_REQUEST_.
Using the data below, gather each line that includes the word "Fixed".

———

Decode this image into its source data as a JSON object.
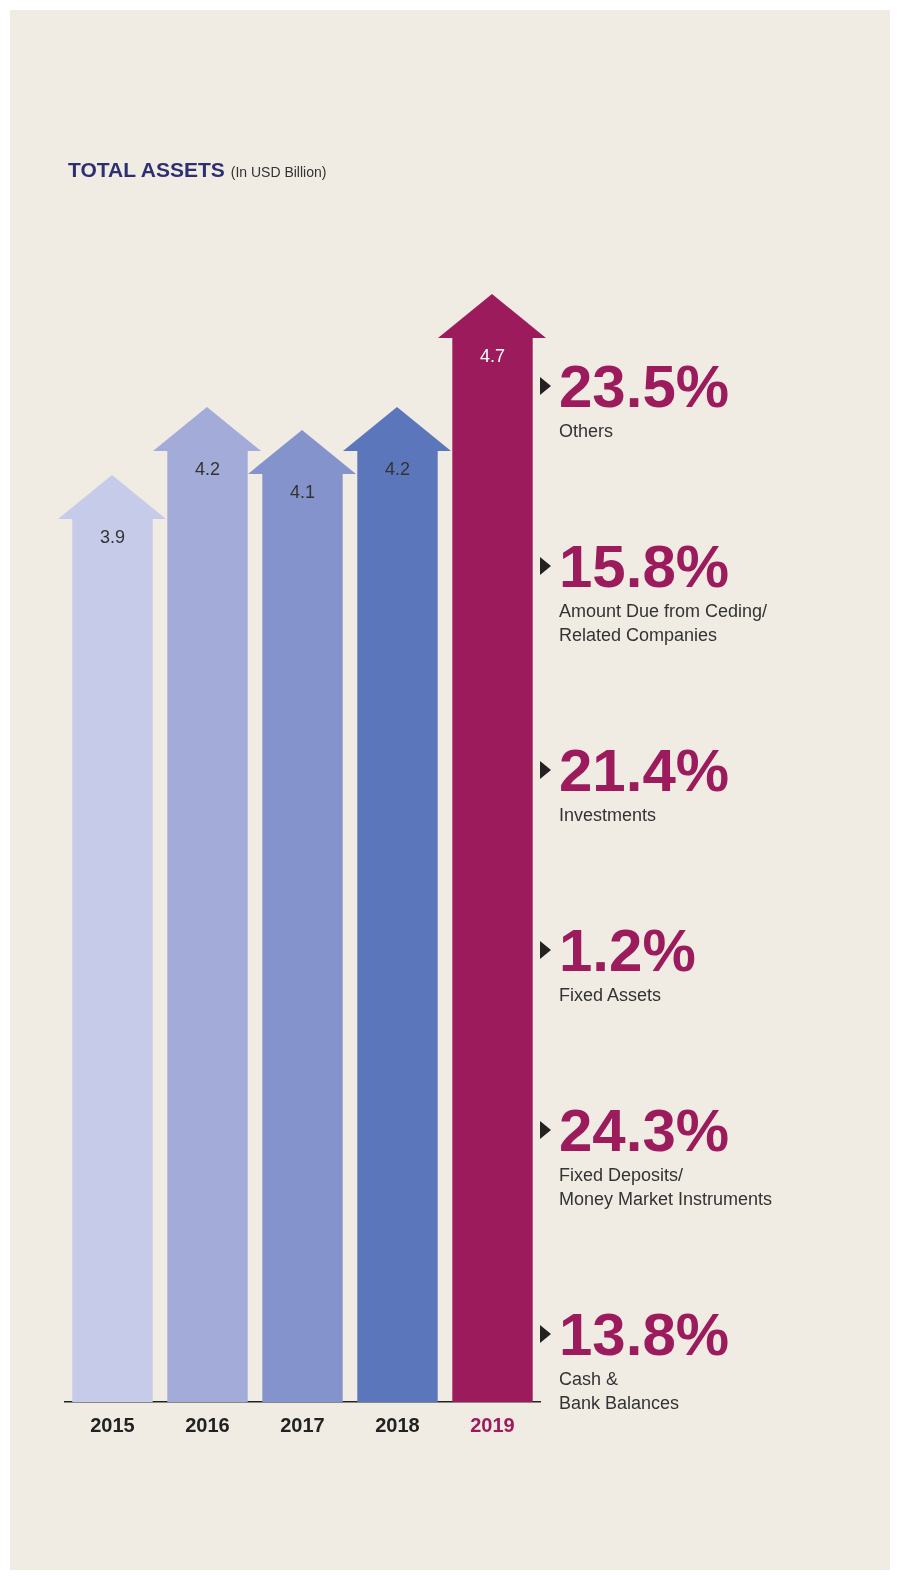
{
  "chart_data": {
    "type": "bar",
    "title": "TOTAL ASSETS",
    "subtitle": "(In USD Billion)",
    "categories": [
      "2015",
      "2016",
      "2017",
      "2018",
      "2019"
    ],
    "values": [
      3.9,
      4.2,
      4.1,
      4.2,
      4.7
    ],
    "colors": [
      "#c5cbe8",
      "#a3acd9",
      "#8593cc",
      "#5b76bb",
      "#9c1b5c"
    ],
    "data_labels": true,
    "legend": false,
    "annotations": [
      "23.5%",
      "Others",
      "15.8%",
      "Amount Due from Ceding/\nRelated Companies",
      "21.4%",
      "Investments",
      "1.2%",
      "Fixed Assets",
      "24.3%",
      "Fixed Deposits/\nMoney Market Instruments",
      "13.8%",
      "Cash &\nBank Balances"
    ]
  }
}
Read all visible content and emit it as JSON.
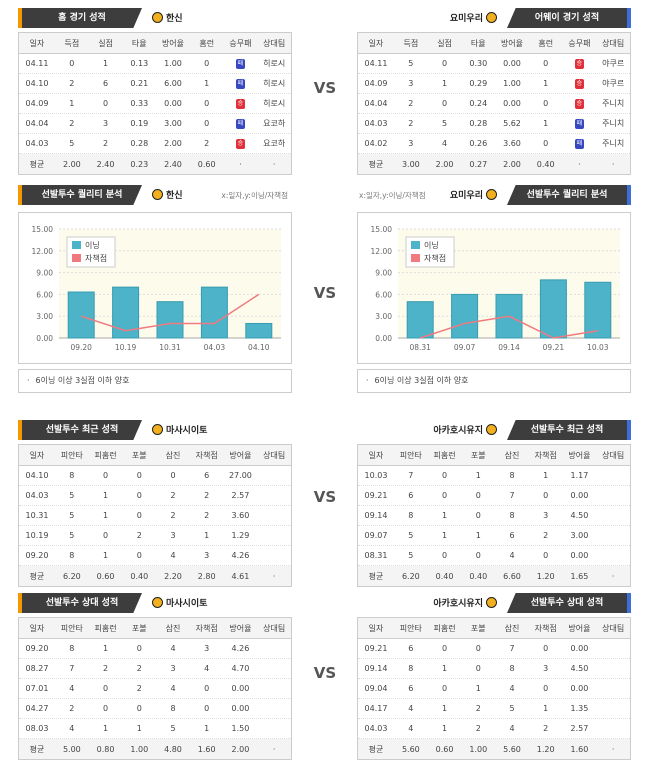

———

_ANSWER TO THE TASK_.
      "Fixed Assets",
      "Fixed Deposits/\nMoney Market Instruments",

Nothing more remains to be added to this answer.